::: Extracted material

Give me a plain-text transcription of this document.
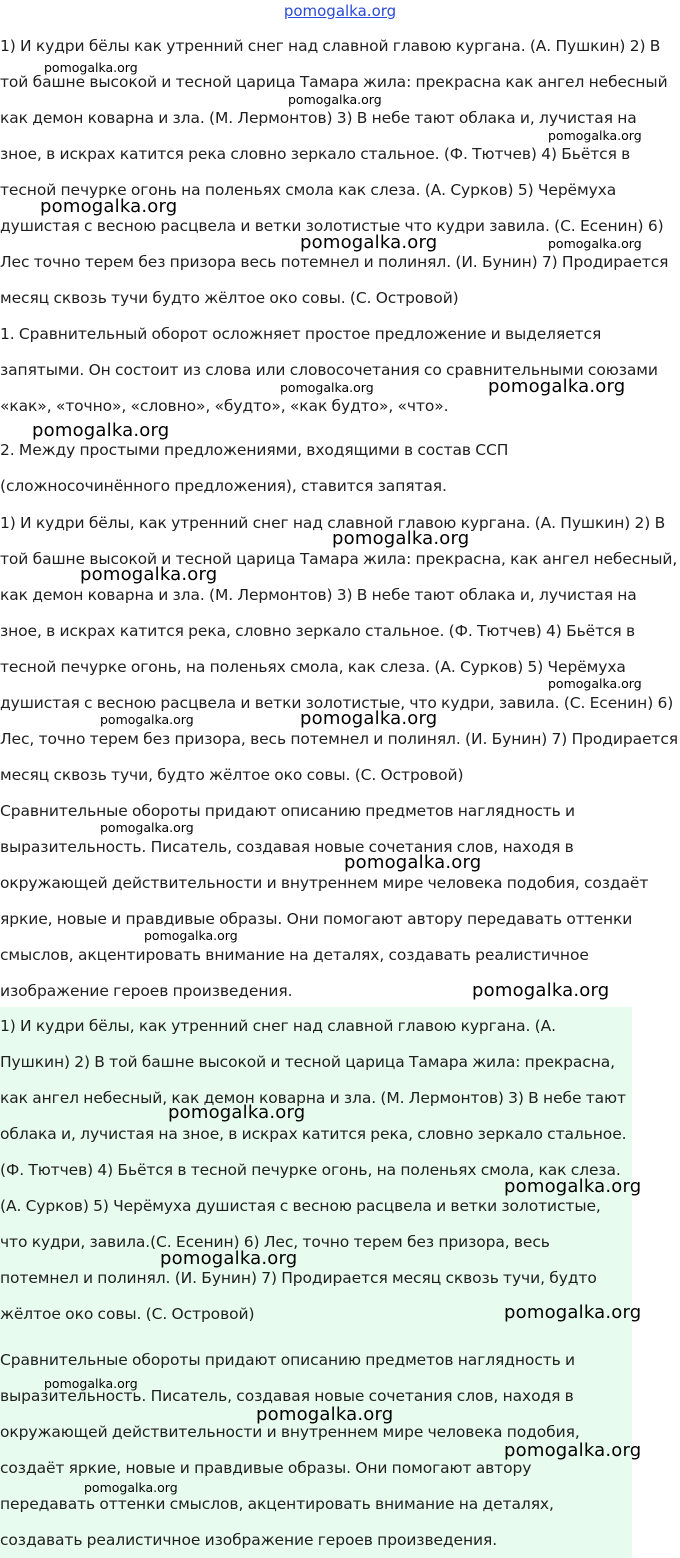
pomogalka.org

1) И кудри бёлы как утренний снег над славной главою кургана. (А. Пушкин) 2) В той башне высокой и тесной царица Тамара жила: прекрасна как ангел небесный как демон коварна и зла. (М. Лермонтов) 3) В небе тают облака и, лучистая на зное, в искрах катится река словно зеркало стальное. (Ф. Тютчев) 4) Бьётся в тесной печурке огонь на поленьях смола как слеза. (А. Сурков) 5) Черёмуха душистая с весною расцвела и ветки золотистые что кудри завила. (С. Есенин) 6) Лес точно терем без призора весь потемнел и полинял. (И. Бунин) 7) Продирается месяц сквозь тучи будто жёлтое око совы. (С. Островой)

1. Сравнительный оборот осложняет простое предложение и выделяется запятыми. Он состоит из слова или словосочетания со сравнительными союзами «как», «точно», «словно», «будто», «как будто», «что».

2. Между простыми предложениями, входящими в состав ССП (сложносочинённого предложения), ставится запятая.

1) И кудри бёлы, как утренний снег над славной главою кургана. (А. Пушкин) 2) В той башне высокой и тесной царица Тамара жила: прекрасна, как ангел небесный, как демон коварна и зла. (М. Лермонтов) 3) В небе тают облака и, лучистая на зное, в искрах катится река, словно зеркало стальное. (Ф. Тютчев) 4) Бьётся в тесной печурке огонь, на поленьях смола, как слеза. (А. Сурков) 5) Черёмуха душистая с весною расцвела и ветки золотистые, что кудри, завила. (С. Есенин) 6) Лес, точно терем без призора, весь потемнел и полинял. (И. Бунин) 7) Продирается месяц сквозь тучи, будто жёлтое око совы. (С. Островой)

Сравнительные обороты придают описанию предметов наглядность и выразительность. Писатель, создавая новые сочетания слов, находя в окружающей действительности и внутреннем мире человека подобия, создаёт яркие, новые и правдивые образы. Они помогают автору передавать оттенки смыслов, акцентировать внимание на деталях, создавать реалистичное изображение героев произведения.

1) И кудри бёлы, как утренний снег над славной главою кургана. (А. Пушкин) 2) В той башне высокой и тесной царица Тамара жила: прекрасна, как ангел небесный, как демон коварна и зла. (М. Лермонтов) 3) В небе тают облака и, лучистая на зное, в искрах катится река, словно зеркало стальное. (Ф. Тютчев) 4) Бьётся в тесной печурке огонь, на поленьях смола, как слеза. (А. Сурков) 5) Черёмуха душистая с весною расцвела и ветки золотистые, что кудри, завила.(С. Есенин) 6) Лес, точно терем без призора, весь потемнел и полинял. (И. Бунин) 7) Продирается месяц сквозь тучи, будто жёлтое око совы. (С. Островой)

Сравнительные обороты придают описанию предметов наглядность и выразительность. Писатель, создавая новые сочетания слов, находя в окружающей действительности и внутреннем мире человека подобия, создаёт яркие, новые и правдивые образы. Они помогают автору передавать оттенки смыслов, акцентировать внимание на деталях, создавать реалистичное изображение героев произведения.

pomogalka.org
pomogalka.org
pomogalka.org
pomogalka.org
pomogalka.org	pomogalka.org
pomogalka.org	pomogalka.org
pomogalka.org
pomogalka.org
pomogalka.org
pomogalka.org
pomogalka.org	pomogalka.org
pomogalka.org
pomogalka.org
pomogalka.org
pomogalka.org
pomogalka.org
pomogalka.org
pomogalka.org
pomogalka.org
pomogalka.org
pomogalka.org
pomogalka.org
pomogalka.org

::::::

*Problem to work on*.
Write out each line of the data that holds the string "огонь".

*Solution to this task*.
1) И кудри бёлы как утренний снег над славной главою кургана. (А. Пушкин) 2) В той башне высокой и тесной царица Тамара жила: прекрасна как ангел небесный как демон коварна и зла. (М. Лермонтов) 3) В небе тают облака и, лучистая на зное, в искрах катится река словно зеркало стальное. (Ф. Тютчев) 4) Бьётся в тесной печурке огонь на поленьях смола как слеза. (А. Сурков) 5) Черёмуха душистая с весною расцвела и ветки золотистые что кудри завила. (С. Есенин) 6) Лес точно терем без призора весь потемнел и полинял. (И. Бунин) 7) Продирается месяц сквозь тучи будто жёлтое око совы. (С. Островой)
1) И кудри бёлы, как утренний снег над славной главою кургана. (А. Пушкин) 2) В той башне высокой и тесной царица Тамара жила: прекрасна, как ангел небесный, как демон коварна и зла. (М. Лермонтов) 3) В небе тают облака и, лучистая на зное, в искрах катится река, словно зеркало стальное. (Ф. Тютчев) 4) Бьётся в тесной печурке огонь, на поленьях смола, как слеза. (А. Сурков) 5) Черёмуха душистая с весною расцвела и ветки золотистые, что кудри, завила. (С. Есенин) 6) Лес, точно терем без призора, весь потемнел и полинял. (И. Бунин) 7) Продирается месяц сквозь тучи, будто жёлтое око совы. (С. Островой)
1) И кудри бёлы, как утренний снег над славной главою кургана. (А. Пушкин) 2) В той башне высокой и тесной царица Тамара жила: прекрасна, как ангел небесный, как демон коварна и зла. (М. Лермонтов) 3) В небе тают облака и, лучистая на зное, в искрах катится река, словно зеркало стальное. (Ф. Тютчев) 4) Бьётся в тесной печурке огонь, на поленьях смола, как слеза. (А. Сурков) 5) Черёмуха душистая с весною расцвела и ветки золотистые, что кудри, завила.(С. Есенин) 6) Лес, точно терем без призора, весь потемнел и полинял. (И. Бунин) 7) Продирается месяц сквозь тучи, будто жёлтое око совы. (С. Островой)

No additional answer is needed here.